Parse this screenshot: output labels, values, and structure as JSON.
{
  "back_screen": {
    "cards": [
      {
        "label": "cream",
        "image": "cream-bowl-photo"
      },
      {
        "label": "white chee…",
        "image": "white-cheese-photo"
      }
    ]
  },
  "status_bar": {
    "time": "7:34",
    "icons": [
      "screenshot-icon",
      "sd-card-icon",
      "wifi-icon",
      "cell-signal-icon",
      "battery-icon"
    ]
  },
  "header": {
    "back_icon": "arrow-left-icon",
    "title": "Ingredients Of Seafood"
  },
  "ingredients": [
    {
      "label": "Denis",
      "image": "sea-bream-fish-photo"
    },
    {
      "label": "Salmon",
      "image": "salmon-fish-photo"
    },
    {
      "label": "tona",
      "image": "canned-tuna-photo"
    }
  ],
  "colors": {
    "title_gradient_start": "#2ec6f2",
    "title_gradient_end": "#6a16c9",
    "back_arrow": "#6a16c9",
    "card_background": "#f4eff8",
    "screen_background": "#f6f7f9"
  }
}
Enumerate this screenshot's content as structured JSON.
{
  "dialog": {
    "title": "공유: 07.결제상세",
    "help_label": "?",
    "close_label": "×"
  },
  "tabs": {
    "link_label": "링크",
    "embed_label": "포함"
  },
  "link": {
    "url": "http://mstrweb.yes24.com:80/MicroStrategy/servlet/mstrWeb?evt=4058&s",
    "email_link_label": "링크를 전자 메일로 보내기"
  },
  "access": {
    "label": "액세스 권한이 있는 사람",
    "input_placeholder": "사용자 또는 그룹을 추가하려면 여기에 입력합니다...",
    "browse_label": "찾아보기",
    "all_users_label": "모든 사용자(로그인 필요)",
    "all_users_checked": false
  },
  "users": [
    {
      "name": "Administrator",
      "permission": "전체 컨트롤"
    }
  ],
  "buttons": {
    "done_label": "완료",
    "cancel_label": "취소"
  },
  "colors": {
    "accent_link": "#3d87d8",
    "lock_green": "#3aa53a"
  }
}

- What to do:
Set out the complete listing exactly as shown.

- The result:
Parse this screenshot: output labels, values, and structure as JSON.
{
  "back_screen": {
    "cards": [
      {
        "label": "cream",
        "image": "cream-bowl-photo"
      },
      {
        "label": "white chee…",
        "image": "white-cheese-photo"
      }
    ]
  },
  "status_bar": {
    "time": "7:34",
    "icons": [
      "screenshot-icon",
      "sd-card-icon",
      "wifi-icon",
      "cell-signal-icon",
      "battery-icon"
    ]
  },
  "header": {
    "back_icon": "arrow-left-icon",
    "title": "Ingredients Of Seafood"
  },
  "ingredients": [
    {
      "label": "Denis",
      "image": "sea-bream-fish-photo"
    },
    {
      "label": "Salmon",
      "image": "salmon-fish-photo"
    },
    {
      "label": "tona",
      "image": "canned-tuna-photo"
    }
  ],
  "colors": {
    "title_gradient_start": "#2ec6f2",
    "title_gradient_end": "#6a16c9",
    "back_arrow": "#6a16c9",
    "card_background": "#f4eff8",
    "screen_background": "#f6f7f9"
  }
}
Enumerate this screenshot's content as structured JSON.
{
  "dialog": {
    "title": "공유: 07.결제상세",
    "help_label": "?",
    "close_label": "×"
  },
  "tabs": {
    "link_label": "링크",
    "embed_label": "포함"
  },
  "link": {
    "url": "http://mstrweb.yes24.com:80/MicroStrategy/servlet/mstrWeb?evt=4058&s",
    "email_link_label": "링크를 전자 메일로 보내기"
  },
  "access": {
    "label": "액세스 권한이 있는 사람",
    "input_placeholder": "사용자 또는 그룹을 추가하려면 여기에 입력합니다...",
    "browse_label": "찾아보기",
    "all_users_label": "모든 사용자(로그인 필요)",
    "all_users_checked": false
  },
  "users": [
    {
      "name": "Administrator",
      "permission": "전체 컨트롤"
    }
  ],
  "buttons": {
    "done_label": "완료",
    "cancel_label": "취소"
  },
  "colors": {
    "accent_link": "#3d87d8",
    "lock_green": "#3aa53a"
  }
}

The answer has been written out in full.